Excerpted data →
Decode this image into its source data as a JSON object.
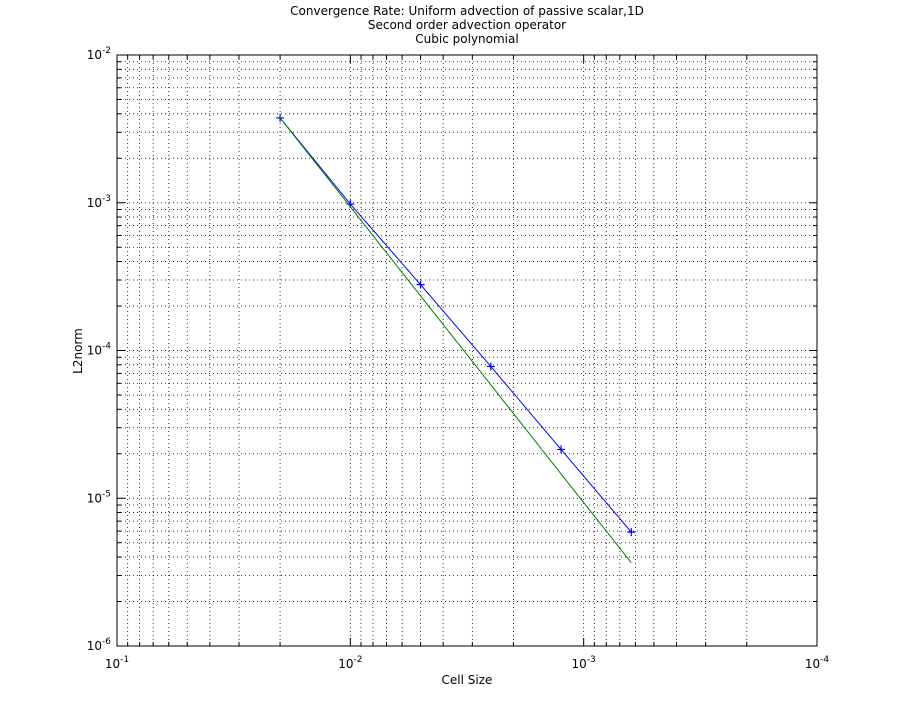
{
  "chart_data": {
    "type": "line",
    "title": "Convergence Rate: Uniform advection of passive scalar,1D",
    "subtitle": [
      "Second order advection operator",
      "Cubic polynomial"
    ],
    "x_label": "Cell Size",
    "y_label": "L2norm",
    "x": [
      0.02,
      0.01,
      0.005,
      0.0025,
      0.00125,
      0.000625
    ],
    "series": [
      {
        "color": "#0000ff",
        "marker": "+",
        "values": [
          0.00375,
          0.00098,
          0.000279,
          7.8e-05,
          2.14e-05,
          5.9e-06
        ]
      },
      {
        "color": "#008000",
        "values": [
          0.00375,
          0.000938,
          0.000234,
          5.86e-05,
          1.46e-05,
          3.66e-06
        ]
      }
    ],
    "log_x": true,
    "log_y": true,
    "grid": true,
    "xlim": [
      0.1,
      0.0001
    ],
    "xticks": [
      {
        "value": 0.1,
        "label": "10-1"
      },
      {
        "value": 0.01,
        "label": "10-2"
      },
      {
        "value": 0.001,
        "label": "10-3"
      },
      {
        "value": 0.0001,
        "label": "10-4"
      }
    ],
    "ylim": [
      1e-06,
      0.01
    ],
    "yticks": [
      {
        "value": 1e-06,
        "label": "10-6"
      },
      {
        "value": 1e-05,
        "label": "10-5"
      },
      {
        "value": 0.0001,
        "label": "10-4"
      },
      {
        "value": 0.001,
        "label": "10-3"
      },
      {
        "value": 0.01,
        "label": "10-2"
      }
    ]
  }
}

Description of the task → Without including any pictures, print each record exactly.

Result for this task →
Decode this image into its source data as a JSON object.
{
  "chart_data": {
    "type": "line",
    "title": "Convergence Rate: Uniform advection of passive scalar,1D",
    "subtitle": [
      "Second order advection operator",
      "Cubic polynomial"
    ],
    "x_label": "Cell Size",
    "y_label": "L2norm",
    "x": [
      0.02,
      0.01,
      0.005,
      0.0025,
      0.00125,
      0.000625
    ],
    "series": [
      {
        "color": "#0000ff",
        "marker": "+",
        "values": [
          0.00375,
          0.00098,
          0.000279,
          7.8e-05,
          2.14e-05,
          5.9e-06
        ]
      },
      {
        "color": "#008000",
        "values": [
          0.00375,
          0.000938,
          0.000234,
          5.86e-05,
          1.46e-05,
          3.66e-06
        ]
      }
    ],
    "log_x": true,
    "log_y": true,
    "grid": true,
    "xlim": [
      0.1,
      0.0001
    ],
    "xticks": [
      {
        "value": 0.1,
        "label": "10-1"
      },
      {
        "value": 0.01,
        "label": "10-2"
      },
      {
        "value": 0.001,
        "label": "10-3"
      },
      {
        "value": 0.0001,
        "label": "10-4"
      }
    ],
    "ylim": [
      1e-06,
      0.01
    ],
    "yticks": [
      {
        "value": 1e-06,
        "label": "10-6"
      },
      {
        "value": 1e-05,
        "label": "10-5"
      },
      {
        "value": 0.0001,
        "label": "10-4"
      },
      {
        "value": 0.001,
        "label": "10-3"
      },
      {
        "value": 0.01,
        "label": "10-2"
      }
    ]
  }
}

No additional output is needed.